Output all records precisely as written.

— start Extracted entries —

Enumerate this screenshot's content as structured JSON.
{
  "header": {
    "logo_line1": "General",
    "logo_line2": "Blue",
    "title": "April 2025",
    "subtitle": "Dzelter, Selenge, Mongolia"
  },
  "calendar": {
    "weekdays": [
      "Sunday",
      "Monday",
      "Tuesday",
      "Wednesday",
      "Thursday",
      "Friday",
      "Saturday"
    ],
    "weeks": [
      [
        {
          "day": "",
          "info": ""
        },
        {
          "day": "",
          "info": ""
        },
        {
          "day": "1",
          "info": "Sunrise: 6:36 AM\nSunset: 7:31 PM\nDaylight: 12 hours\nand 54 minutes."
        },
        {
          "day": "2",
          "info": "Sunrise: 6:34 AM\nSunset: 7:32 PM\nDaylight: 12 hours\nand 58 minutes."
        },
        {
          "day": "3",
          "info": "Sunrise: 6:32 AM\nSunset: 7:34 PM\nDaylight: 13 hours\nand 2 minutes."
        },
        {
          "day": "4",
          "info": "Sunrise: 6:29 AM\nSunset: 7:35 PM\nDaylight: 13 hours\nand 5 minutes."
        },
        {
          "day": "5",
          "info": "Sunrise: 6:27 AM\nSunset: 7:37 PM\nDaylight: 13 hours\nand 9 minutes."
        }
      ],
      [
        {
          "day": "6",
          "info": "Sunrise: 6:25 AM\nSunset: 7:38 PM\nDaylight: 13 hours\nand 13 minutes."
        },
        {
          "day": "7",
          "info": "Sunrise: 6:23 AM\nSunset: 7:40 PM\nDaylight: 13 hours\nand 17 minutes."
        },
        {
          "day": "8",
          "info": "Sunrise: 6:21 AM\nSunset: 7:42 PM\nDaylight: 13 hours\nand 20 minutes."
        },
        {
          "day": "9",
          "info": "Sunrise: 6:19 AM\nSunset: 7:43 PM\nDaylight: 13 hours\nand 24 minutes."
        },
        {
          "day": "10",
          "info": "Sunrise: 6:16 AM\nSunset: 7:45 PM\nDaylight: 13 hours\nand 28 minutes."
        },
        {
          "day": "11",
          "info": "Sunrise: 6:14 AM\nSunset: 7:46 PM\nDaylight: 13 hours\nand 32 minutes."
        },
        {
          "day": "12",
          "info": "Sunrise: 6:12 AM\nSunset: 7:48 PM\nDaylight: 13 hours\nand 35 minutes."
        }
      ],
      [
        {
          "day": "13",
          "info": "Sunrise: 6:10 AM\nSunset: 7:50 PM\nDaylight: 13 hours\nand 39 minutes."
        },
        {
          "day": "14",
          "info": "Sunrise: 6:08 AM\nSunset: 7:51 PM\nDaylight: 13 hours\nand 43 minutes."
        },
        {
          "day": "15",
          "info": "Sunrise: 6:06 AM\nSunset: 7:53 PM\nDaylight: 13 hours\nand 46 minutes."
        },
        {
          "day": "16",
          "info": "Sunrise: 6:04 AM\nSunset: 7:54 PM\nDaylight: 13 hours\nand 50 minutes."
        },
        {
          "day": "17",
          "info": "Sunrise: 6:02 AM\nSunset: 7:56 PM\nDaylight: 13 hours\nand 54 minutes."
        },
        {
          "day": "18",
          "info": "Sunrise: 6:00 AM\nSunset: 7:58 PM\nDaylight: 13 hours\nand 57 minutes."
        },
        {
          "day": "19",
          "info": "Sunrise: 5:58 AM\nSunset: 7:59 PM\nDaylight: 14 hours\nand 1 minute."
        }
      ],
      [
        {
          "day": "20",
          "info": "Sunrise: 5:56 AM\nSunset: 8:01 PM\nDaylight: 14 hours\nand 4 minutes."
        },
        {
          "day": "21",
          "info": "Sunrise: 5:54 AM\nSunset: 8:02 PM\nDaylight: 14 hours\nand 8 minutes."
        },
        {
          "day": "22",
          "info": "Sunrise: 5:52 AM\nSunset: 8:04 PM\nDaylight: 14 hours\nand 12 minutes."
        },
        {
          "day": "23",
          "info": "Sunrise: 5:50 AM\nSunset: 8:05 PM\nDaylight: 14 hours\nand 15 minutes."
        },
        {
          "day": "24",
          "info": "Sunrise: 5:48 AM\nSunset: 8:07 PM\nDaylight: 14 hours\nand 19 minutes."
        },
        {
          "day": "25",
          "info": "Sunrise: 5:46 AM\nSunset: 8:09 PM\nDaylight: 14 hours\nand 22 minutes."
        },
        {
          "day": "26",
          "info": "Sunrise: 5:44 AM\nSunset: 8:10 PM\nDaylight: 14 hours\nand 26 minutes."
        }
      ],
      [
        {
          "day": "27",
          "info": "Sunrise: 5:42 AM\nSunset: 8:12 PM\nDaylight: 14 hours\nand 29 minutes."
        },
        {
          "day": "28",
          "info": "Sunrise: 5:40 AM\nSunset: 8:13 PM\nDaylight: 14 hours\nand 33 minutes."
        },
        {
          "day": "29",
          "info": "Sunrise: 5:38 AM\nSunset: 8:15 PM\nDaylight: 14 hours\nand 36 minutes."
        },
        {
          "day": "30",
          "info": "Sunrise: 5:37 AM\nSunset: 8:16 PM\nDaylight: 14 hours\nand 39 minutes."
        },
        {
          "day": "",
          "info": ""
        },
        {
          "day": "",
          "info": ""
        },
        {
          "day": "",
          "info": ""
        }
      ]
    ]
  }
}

— end Extracted entries —

§ **Written solution**
Enumerate this screenshot's content as structured JSON.
{
  "header": {
    "logo_line1": "General",
    "logo_line2": "Blue",
    "title": "April 2025",
    "subtitle": "Dzelter, Selenge, Mongolia"
  },
  "calendar": {
    "weekdays": [
      "Sunday",
      "Monday",
      "Tuesday",
      "Wednesday",
      "Thursday",
      "Friday",
      "Saturday"
    ],
    "weeks": [
      [
        {
          "day": "",
          "info": ""
        },
        {
          "day": "",
          "info": ""
        },
        {
          "day": "1",
          "info": "Sunrise: 6:36 AM\nSunset: 7:31 PM\nDaylight: 12 hours\nand 54 minutes."
        },
        {
          "day": "2",
          "info": "Sunrise: 6:34 AM\nSunset: 7:32 PM\nDaylight: 12 hours\nand 58 minutes."
        },
        {
          "day": "3",
          "info": "Sunrise: 6:32 AM\nSunset: 7:34 PM\nDaylight: 13 hours\nand 2 minutes."
        },
        {
          "day": "4",
          "info": "Sunrise: 6:29 AM\nSunset: 7:35 PM\nDaylight: 13 hours\nand 5 minutes."
        },
        {
          "day": "5",
          "info": "Sunrise: 6:27 AM\nSunset: 7:37 PM\nDaylight: 13 hours\nand 9 minutes."
        }
      ],
      [
        {
          "day": "6",
          "info": "Sunrise: 6:25 AM\nSunset: 7:38 PM\nDaylight: 13 hours\nand 13 minutes."
        },
        {
          "day": "7",
          "info": "Sunrise: 6:23 AM\nSunset: 7:40 PM\nDaylight: 13 hours\nand 17 minutes."
        },
        {
          "day": "8",
          "info": "Sunrise: 6:21 AM\nSunset: 7:42 PM\nDaylight: 13 hours\nand 20 minutes."
        },
        {
          "day": "9",
          "info": "Sunrise: 6:19 AM\nSunset: 7:43 PM\nDaylight: 13 hours\nand 24 minutes."
        },
        {
          "day": "10",
          "info": "Sunrise: 6:16 AM\nSunset: 7:45 PM\nDaylight: 13 hours\nand 28 minutes."
        },
        {
          "day": "11",
          "info": "Sunrise: 6:14 AM\nSunset: 7:46 PM\nDaylight: 13 hours\nand 32 minutes."
        },
        {
          "day": "12",
          "info": "Sunrise: 6:12 AM\nSunset: 7:48 PM\nDaylight: 13 hours\nand 35 minutes."
        }
      ],
      [
        {
          "day": "13",
          "info": "Sunrise: 6:10 AM\nSunset: 7:50 PM\nDaylight: 13 hours\nand 39 minutes."
        },
        {
          "day": "14",
          "info": "Sunrise: 6:08 AM\nSunset: 7:51 PM\nDaylight: 13 hours\nand 43 minutes."
        },
        {
          "day": "15",
          "info": "Sunrise: 6:06 AM\nSunset: 7:53 PM\nDaylight: 13 hours\nand 46 minutes."
        },
        {
          "day": "16",
          "info": "Sunrise: 6:04 AM\nSunset: 7:54 PM\nDaylight: 13 hours\nand 50 minutes."
        },
        {
          "day": "17",
          "info": "Sunrise: 6:02 AM\nSunset: 7:56 PM\nDaylight: 13 hours\nand 54 minutes."
        },
        {
          "day": "18",
          "info": "Sunrise: 6:00 AM\nSunset: 7:58 PM\nDaylight: 13 hours\nand 57 minutes."
        },
        {
          "day": "19",
          "info": "Sunrise: 5:58 AM\nSunset: 7:59 PM\nDaylight: 14 hours\nand 1 minute."
        }
      ],
      [
        {
          "day": "20",
          "info": "Sunrise: 5:56 AM\nSunset: 8:01 PM\nDaylight: 14 hours\nand 4 minutes."
        },
        {
          "day": "21",
          "info": "Sunrise: 5:54 AM\nSunset: 8:02 PM\nDaylight: 14 hours\nand 8 minutes."
        },
        {
          "day": "22",
          "info": "Sunrise: 5:52 AM\nSunset: 8:04 PM\nDaylight: 14 hours\nand 12 minutes."
        },
        {
          "day": "23",
          "info": "Sunrise: 5:50 AM\nSunset: 8:05 PM\nDaylight: 14 hours\nand 15 minutes."
        },
        {
          "day": "24",
          "info": "Sunrise: 5:48 AM\nSunset: 8:07 PM\nDaylight: 14 hours\nand 19 minutes."
        },
        {
          "day": "25",
          "info": "Sunrise: 5:46 AM\nSunset: 8:09 PM\nDaylight: 14 hours\nand 22 minutes."
        },
        {
          "day": "26",
          "info": "Sunrise: 5:44 AM\nSunset: 8:10 PM\nDaylight: 14 hours\nand 26 minutes."
        }
      ],
      [
        {
          "day": "27",
          "info": "Sunrise: 5:42 AM\nSunset: 8:12 PM\nDaylight: 14 hours\nand 29 minutes."
        },
        {
          "day": "28",
          "info": "Sunrise: 5:40 AM\nSunset: 8:13 PM\nDaylight: 14 hours\nand 33 minutes."
        },
        {
          "day": "29",
          "info": "Sunrise: 5:38 AM\nSunset: 8:15 PM\nDaylight: 14 hours\nand 36 minutes."
        },
        {
          "day": "30",
          "info": "Sunrise: 5:37 AM\nSunset: 8:16 PM\nDaylight: 14 hours\nand 39 minutes."
        },
        {
          "day": "",
          "info": ""
        },
        {
          "day": "",
          "info": ""
        },
        {
          "day": "",
          "info": ""
        }
      ]
    ]
  }
}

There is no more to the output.